Problem to work on: Bring together all lines of the material below that contain the string "JSON".

Stored entries
----------
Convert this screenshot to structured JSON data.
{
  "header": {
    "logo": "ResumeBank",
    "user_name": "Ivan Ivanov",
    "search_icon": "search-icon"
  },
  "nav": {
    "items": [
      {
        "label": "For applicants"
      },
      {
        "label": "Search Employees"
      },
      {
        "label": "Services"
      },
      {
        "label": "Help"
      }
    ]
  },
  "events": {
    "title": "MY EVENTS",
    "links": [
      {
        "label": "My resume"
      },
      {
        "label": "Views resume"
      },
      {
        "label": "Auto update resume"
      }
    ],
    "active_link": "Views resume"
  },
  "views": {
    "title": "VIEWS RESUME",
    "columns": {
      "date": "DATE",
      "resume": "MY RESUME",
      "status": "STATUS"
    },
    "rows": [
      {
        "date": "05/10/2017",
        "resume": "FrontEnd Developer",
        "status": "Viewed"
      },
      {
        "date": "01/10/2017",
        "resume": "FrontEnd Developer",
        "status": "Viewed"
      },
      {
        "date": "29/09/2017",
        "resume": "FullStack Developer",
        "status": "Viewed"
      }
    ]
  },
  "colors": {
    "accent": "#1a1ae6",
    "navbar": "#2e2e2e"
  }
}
----------
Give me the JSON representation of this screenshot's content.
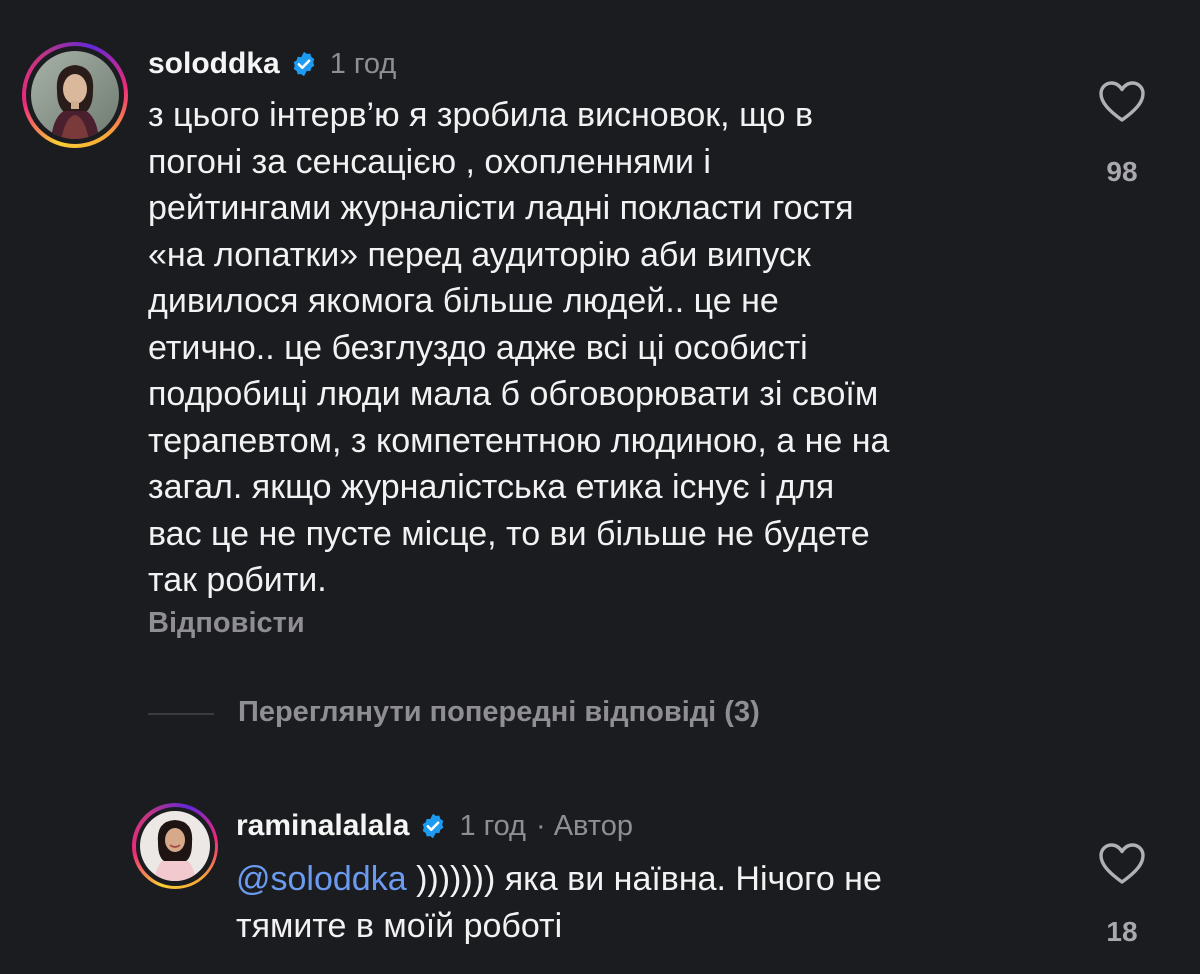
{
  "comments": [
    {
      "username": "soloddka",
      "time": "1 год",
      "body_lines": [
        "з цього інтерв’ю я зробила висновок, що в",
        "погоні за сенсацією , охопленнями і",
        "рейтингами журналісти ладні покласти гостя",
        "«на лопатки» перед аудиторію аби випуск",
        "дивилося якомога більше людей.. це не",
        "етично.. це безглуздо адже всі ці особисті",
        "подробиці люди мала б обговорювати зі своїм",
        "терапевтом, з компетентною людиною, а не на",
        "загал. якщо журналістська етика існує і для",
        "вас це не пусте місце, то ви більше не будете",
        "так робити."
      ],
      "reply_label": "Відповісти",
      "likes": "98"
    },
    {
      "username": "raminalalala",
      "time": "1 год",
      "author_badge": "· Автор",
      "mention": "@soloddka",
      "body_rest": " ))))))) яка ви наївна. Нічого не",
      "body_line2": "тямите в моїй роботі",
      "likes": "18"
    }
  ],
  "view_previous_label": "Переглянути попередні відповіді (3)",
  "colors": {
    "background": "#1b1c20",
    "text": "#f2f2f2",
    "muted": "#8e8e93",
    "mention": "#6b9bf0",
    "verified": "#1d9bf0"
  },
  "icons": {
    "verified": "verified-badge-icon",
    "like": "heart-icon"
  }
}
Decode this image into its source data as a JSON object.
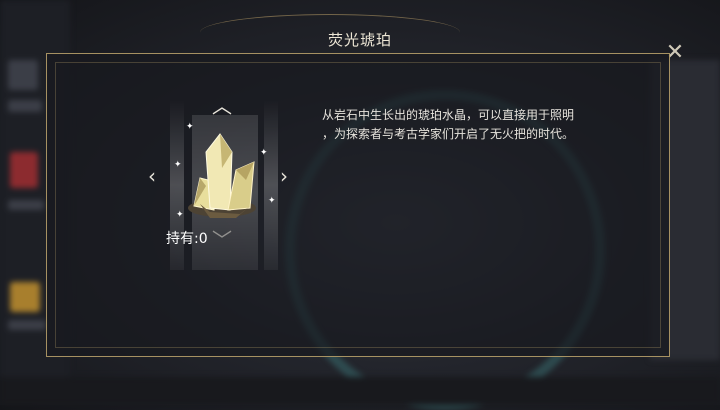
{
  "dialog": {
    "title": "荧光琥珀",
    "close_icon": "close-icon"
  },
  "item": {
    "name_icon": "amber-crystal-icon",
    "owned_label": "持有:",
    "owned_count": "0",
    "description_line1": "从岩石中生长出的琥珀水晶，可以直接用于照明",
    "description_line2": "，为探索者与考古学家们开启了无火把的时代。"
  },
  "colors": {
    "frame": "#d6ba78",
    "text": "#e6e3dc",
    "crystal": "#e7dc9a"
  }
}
----------
Response to this task:
Convert this screenshot to structured JSON data.
Give me the JSON representation of this screenshot's content.
Decode this image into its source data as a JSON object.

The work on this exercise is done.